TASK BRIEF: Give the data below again exactly as it stands. Omit the pictures.

Rows from a figure dataset
━━━━━━━━
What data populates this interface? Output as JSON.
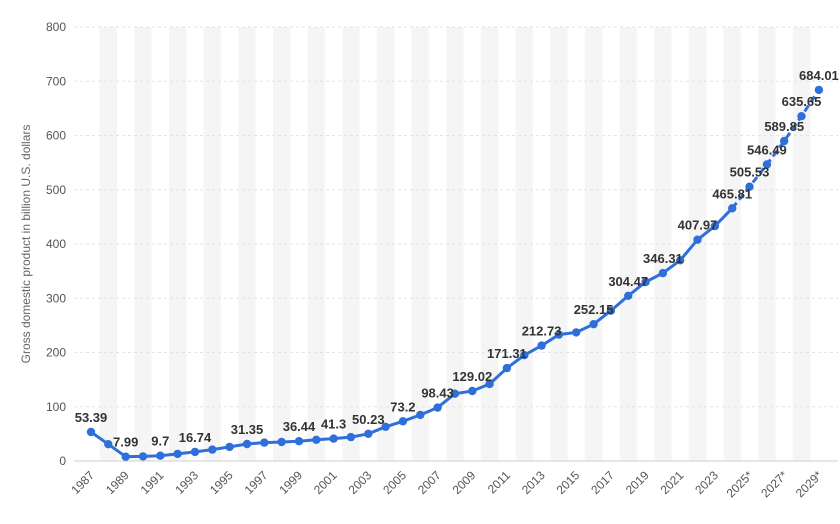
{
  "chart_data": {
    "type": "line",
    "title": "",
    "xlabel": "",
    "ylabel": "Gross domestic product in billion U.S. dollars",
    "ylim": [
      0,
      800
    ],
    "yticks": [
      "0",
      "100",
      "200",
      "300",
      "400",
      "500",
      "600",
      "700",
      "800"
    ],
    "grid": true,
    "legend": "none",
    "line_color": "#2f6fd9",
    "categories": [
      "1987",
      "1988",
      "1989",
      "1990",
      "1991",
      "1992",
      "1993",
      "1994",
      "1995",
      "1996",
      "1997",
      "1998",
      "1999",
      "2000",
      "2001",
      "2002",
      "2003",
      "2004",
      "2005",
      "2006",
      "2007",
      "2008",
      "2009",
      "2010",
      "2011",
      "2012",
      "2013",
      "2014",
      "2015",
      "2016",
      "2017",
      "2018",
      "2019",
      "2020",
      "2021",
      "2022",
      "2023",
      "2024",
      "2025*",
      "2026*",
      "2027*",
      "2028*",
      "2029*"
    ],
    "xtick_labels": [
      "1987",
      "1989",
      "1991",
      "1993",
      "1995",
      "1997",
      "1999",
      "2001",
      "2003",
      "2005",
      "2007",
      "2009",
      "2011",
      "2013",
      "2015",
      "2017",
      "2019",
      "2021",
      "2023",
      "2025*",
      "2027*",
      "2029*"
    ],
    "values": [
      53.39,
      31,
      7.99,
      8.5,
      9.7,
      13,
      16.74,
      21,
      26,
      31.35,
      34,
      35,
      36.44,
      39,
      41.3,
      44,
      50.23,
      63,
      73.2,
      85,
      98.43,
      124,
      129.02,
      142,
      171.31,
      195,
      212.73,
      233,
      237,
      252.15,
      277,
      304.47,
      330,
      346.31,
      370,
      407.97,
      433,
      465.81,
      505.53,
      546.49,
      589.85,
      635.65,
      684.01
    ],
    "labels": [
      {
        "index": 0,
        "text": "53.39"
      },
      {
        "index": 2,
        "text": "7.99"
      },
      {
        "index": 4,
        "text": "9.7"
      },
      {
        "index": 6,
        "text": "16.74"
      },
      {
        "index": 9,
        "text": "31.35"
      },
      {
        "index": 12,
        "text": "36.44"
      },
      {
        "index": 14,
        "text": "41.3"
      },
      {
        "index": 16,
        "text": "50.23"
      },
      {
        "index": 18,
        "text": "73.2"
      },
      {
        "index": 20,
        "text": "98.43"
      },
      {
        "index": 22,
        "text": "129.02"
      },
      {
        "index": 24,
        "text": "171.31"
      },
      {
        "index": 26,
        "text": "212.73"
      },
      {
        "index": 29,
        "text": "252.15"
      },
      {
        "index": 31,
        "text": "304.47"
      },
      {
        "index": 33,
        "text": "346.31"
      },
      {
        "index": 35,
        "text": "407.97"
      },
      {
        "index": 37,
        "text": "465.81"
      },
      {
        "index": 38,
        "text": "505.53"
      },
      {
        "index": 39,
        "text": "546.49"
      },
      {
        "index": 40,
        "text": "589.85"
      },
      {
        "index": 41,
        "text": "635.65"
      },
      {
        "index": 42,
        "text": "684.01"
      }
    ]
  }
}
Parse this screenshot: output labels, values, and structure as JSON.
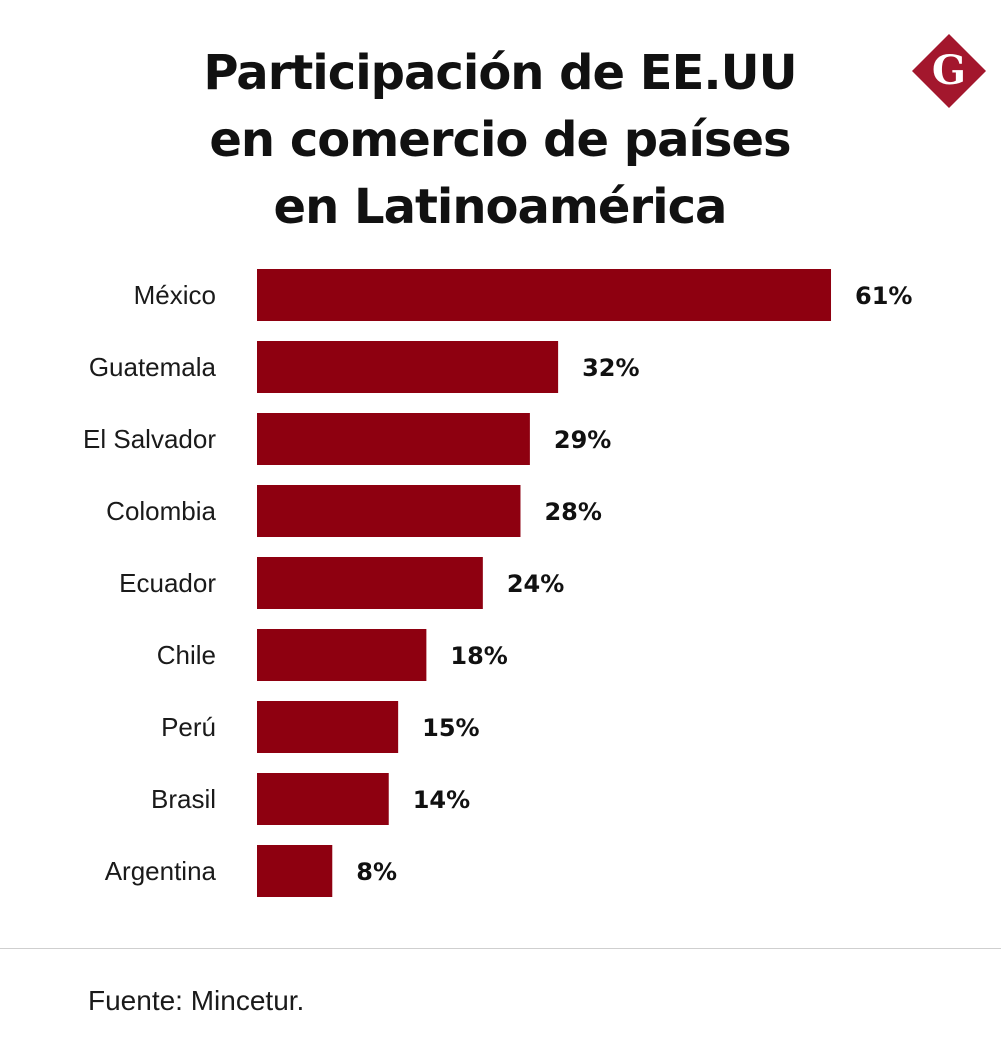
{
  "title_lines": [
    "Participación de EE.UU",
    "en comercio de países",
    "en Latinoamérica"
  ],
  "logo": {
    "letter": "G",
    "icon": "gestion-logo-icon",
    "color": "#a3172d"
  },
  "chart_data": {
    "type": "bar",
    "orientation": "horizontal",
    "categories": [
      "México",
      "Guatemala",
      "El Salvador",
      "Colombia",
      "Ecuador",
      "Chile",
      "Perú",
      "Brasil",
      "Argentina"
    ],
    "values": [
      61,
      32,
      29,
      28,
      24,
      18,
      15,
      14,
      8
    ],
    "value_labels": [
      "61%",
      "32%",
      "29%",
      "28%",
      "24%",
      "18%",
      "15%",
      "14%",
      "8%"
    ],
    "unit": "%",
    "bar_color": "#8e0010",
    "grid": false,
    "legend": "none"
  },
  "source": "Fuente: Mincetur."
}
━━━━━━━━
REPLY:
What data populates this interface? Output as JSON.
{
  "chart_data": {
    "type": "line",
    "title": "",
    "xlabel": "",
    "ylabel": "Gross domestic product in billion U.S. dollars",
    "ylim": [
      0,
      800
    ],
    "yticks": [
      "0",
      "100",
      "200",
      "300",
      "400",
      "500",
      "600",
      "700",
      "800"
    ],
    "grid": true,
    "legend": "none",
    "line_color": "#2f6fd9",
    "categories": [
      "1987",
      "1988",
      "1989",
      "1990",
      "1991",
      "1992",
      "1993",
      "1994",
      "1995",
      "1996",
      "1997",
      "1998",
      "1999",
      "2000",
      "2001",
      "2002",
      "2003",
      "2004",
      "2005",
      "2006",
      "2007",
      "2008",
      "2009",
      "2010",
      "2011",
      "2012",
      "2013",
      "2014",
      "2015",
      "2016",
      "2017",
      "2018",
      "2019",
      "2020",
      "2021",
      "2022",
      "2023",
      "2024",
      "2025*",
      "2026*",
      "2027*",
      "2028*",
      "2029*"
    ],
    "xtick_labels": [
      "1987",
      "1989",
      "1991",
      "1993",
      "1995",
      "1997",
      "1999",
      "2001",
      "2003",
      "2005",
      "2007",
      "2009",
      "2011",
      "2013",
      "2015",
      "2017",
      "2019",
      "2021",
      "2023",
      "2025*",
      "2027*",
      "2029*"
    ],
    "values": [
      53.39,
      31,
      7.99,
      8.5,
      9.7,
      13,
      16.74,
      21,
      26,
      31.35,
      34,
      35,
      36.44,
      39,
      41.3,
      44,
      50.23,
      63,
      73.2,
      85,
      98.43,
      124,
      129.02,
      142,
      171.31,
      195,
      212.73,
      233,
      237,
      252.15,
      277,
      304.47,
      330,
      346.31,
      370,
      407.97,
      433,
      465.81,
      505.53,
      546.49,
      589.85,
      635.65,
      684.01
    ],
    "labels": [
      {
        "index": 0,
        "text": "53.39"
      },
      {
        "index": 2,
        "text": "7.99"
      },
      {
        "index": 4,
        "text": "9.7"
      },
      {
        "index": 6,
        "text": "16.74"
      },
      {
        "index": 9,
        "text": "31.35"
      },
      {
        "index": 12,
        "text": "36.44"
      },
      {
        "index": 14,
        "text": "41.3"
      },
      {
        "index": 16,
        "text": "50.23"
      },
      {
        "index": 18,
        "text": "73.2"
      },
      {
        "index": 20,
        "text": "98.43"
      },
      {
        "index": 22,
        "text": "129.02"
      },
      {
        "index": 24,
        "text": "171.31"
      },
      {
        "index": 26,
        "text": "212.73"
      },
      {
        "index": 29,
        "text": "252.15"
      },
      {
        "index": 31,
        "text": "304.47"
      },
      {
        "index": 33,
        "text": "346.31"
      },
      {
        "index": 35,
        "text": "407.97"
      },
      {
        "index": 37,
        "text": "465.81"
      },
      {
        "index": 38,
        "text": "505.53"
      },
      {
        "index": 39,
        "text": "546.49"
      },
      {
        "index": 40,
        "text": "589.85"
      },
      {
        "index": 41,
        "text": "635.65"
      },
      {
        "index": 42,
        "text": "684.01"
      }
    ]
  }
}
Parse this screenshot: output labels, values, and structure as JSON.
{
  "title_lines": [
    "Participación de EE.UU",
    "en comercio de países",
    "en Latinoamérica"
  ],
  "logo": {
    "letter": "G",
    "icon": "gestion-logo-icon",
    "color": "#a3172d"
  },
  "chart_data": {
    "type": "bar",
    "orientation": "horizontal",
    "categories": [
      "México",
      "Guatemala",
      "El Salvador",
      "Colombia",
      "Ecuador",
      "Chile",
      "Perú",
      "Brasil",
      "Argentina"
    ],
    "values": [
      61,
      32,
      29,
      28,
      24,
      18,
      15,
      14,
      8
    ],
    "value_labels": [
      "61%",
      "32%",
      "29%",
      "28%",
      "24%",
      "18%",
      "15%",
      "14%",
      "8%"
    ],
    "unit": "%",
    "bar_color": "#8e0010",
    "grid": false,
    "legend": "none"
  },
  "source": "Fuente: Mincetur."
}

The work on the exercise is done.